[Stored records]
[start]

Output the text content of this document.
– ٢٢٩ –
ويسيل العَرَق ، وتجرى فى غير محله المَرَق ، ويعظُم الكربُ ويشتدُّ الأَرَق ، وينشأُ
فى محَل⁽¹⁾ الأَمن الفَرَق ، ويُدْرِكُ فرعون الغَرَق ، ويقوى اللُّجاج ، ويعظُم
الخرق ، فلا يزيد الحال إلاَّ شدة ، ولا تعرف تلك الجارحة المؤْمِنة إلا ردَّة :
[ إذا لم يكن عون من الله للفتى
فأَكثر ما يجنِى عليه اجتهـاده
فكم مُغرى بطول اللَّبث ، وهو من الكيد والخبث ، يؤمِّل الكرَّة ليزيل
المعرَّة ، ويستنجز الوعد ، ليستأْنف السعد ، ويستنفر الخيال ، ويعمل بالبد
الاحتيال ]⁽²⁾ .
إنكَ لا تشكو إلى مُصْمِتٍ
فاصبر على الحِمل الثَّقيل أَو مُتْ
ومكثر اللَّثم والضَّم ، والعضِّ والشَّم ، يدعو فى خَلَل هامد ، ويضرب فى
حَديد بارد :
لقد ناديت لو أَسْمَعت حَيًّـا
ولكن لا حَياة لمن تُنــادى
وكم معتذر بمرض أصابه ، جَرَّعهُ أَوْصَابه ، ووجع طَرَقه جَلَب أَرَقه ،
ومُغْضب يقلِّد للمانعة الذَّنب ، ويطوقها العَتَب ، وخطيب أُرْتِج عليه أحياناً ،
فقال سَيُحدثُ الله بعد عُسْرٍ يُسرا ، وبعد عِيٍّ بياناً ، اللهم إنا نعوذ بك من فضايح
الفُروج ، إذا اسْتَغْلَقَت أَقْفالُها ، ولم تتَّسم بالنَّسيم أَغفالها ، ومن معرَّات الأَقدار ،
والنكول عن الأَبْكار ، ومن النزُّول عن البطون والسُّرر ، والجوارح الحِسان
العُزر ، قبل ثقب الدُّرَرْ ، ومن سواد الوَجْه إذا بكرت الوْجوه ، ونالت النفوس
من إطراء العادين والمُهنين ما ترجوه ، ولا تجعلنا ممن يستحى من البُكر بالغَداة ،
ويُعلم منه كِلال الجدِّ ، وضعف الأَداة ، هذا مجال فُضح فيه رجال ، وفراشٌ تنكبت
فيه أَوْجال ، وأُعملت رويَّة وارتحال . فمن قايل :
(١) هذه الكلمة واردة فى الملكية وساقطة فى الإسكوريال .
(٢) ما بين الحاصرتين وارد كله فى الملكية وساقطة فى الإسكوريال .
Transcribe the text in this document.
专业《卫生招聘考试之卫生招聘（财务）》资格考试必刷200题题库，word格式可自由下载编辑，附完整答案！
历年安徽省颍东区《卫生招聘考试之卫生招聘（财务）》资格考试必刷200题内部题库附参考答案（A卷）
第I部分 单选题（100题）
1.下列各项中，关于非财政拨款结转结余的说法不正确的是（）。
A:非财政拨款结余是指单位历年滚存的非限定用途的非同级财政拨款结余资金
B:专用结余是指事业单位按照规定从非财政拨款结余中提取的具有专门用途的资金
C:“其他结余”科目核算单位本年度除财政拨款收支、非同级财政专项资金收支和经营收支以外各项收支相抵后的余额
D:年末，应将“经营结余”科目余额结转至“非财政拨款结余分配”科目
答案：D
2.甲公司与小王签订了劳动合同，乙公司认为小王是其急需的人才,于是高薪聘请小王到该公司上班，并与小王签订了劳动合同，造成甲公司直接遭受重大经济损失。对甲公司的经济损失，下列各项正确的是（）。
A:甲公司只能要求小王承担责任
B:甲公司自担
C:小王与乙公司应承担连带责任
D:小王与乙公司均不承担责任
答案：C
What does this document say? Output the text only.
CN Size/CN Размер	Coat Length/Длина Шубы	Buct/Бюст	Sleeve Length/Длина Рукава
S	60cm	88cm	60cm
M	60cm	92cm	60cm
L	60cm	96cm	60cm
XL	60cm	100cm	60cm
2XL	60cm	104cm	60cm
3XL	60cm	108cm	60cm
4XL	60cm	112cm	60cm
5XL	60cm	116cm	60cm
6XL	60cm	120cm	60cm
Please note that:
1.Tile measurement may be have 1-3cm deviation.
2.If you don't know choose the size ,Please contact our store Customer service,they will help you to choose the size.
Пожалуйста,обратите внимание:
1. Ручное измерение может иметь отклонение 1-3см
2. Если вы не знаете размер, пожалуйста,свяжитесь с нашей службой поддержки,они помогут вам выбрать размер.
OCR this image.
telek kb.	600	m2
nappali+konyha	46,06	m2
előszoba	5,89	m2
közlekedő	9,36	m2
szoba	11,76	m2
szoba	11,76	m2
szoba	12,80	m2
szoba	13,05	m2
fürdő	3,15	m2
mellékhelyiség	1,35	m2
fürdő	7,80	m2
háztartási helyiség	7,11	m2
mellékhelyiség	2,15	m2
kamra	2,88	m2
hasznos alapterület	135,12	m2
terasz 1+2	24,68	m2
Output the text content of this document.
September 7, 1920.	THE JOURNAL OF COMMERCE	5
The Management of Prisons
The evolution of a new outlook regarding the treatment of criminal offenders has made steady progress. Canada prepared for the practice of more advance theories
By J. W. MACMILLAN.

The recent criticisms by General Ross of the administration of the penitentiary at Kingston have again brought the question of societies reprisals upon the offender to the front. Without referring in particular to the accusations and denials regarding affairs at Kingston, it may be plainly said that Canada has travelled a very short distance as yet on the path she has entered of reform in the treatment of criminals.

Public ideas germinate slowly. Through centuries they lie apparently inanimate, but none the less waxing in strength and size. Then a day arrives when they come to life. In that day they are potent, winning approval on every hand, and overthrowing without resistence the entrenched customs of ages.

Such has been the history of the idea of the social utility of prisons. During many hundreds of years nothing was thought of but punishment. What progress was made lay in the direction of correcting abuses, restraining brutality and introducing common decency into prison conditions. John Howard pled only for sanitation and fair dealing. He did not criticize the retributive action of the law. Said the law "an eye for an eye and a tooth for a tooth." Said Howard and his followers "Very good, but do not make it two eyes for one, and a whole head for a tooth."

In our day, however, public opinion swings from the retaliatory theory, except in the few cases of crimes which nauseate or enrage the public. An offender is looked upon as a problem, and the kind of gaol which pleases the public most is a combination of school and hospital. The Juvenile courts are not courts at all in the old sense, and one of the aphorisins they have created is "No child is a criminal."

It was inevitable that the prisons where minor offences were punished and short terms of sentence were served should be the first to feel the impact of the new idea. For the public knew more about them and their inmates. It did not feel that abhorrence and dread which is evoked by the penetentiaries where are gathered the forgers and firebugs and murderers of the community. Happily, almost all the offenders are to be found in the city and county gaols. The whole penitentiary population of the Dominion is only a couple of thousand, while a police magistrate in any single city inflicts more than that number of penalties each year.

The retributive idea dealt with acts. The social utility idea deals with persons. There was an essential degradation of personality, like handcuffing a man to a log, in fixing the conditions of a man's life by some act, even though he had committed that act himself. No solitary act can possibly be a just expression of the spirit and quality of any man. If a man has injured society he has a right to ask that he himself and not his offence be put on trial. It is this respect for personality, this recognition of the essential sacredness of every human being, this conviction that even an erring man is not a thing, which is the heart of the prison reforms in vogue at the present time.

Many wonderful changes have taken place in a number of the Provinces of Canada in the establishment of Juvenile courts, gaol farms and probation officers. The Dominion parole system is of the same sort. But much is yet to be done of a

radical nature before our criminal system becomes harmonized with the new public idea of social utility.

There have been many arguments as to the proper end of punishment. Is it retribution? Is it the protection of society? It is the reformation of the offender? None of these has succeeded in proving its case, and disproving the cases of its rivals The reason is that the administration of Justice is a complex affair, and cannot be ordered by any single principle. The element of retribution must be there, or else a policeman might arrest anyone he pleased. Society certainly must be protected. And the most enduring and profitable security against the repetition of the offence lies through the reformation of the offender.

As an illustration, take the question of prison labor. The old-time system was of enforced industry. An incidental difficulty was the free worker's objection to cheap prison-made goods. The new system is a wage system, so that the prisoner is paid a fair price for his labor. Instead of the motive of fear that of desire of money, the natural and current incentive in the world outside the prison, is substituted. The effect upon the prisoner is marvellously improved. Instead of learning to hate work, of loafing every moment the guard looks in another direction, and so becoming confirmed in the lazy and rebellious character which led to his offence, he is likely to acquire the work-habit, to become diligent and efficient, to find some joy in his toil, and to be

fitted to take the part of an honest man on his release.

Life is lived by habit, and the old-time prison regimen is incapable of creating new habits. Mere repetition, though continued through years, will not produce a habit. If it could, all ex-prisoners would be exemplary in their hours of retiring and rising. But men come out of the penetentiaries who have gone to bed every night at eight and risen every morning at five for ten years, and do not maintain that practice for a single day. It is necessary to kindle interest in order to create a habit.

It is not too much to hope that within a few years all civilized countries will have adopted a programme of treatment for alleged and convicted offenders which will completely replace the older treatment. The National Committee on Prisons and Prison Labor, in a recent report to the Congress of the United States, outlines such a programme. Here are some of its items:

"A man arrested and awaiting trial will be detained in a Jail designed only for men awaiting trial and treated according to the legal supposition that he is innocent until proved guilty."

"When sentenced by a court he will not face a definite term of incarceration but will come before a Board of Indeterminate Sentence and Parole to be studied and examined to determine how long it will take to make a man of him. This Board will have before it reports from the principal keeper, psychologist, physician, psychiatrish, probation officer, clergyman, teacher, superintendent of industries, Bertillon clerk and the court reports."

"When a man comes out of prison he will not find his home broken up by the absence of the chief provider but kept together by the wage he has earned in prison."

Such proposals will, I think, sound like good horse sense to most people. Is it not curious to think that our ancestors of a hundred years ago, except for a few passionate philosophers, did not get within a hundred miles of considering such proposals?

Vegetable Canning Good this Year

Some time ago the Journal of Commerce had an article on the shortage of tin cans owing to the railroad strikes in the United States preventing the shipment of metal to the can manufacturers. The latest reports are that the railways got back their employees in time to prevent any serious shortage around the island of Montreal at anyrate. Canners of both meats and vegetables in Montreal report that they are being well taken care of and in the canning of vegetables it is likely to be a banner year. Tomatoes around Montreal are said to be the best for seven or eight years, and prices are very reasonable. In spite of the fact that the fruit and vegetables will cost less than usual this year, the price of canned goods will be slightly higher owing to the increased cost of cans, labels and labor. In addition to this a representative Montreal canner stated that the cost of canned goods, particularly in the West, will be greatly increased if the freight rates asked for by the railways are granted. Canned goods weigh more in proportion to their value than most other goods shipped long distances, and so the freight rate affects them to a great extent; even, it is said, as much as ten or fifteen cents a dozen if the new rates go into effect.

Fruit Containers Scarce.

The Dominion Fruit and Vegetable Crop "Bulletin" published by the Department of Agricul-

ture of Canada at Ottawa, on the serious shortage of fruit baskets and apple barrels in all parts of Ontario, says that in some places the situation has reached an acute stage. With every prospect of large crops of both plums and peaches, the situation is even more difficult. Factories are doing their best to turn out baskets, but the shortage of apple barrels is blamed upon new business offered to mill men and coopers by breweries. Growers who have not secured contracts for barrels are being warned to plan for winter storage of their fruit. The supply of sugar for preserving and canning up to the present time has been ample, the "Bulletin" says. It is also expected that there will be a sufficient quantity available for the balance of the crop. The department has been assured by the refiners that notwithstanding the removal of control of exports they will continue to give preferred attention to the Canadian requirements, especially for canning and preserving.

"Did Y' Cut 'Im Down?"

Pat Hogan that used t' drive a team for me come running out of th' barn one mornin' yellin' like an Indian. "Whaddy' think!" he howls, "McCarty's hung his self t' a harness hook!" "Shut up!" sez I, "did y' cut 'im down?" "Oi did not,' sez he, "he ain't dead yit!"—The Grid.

[end]

Work required. Reply with nothing but the number of lines that contain the word "عليه".

Exercise solution. 2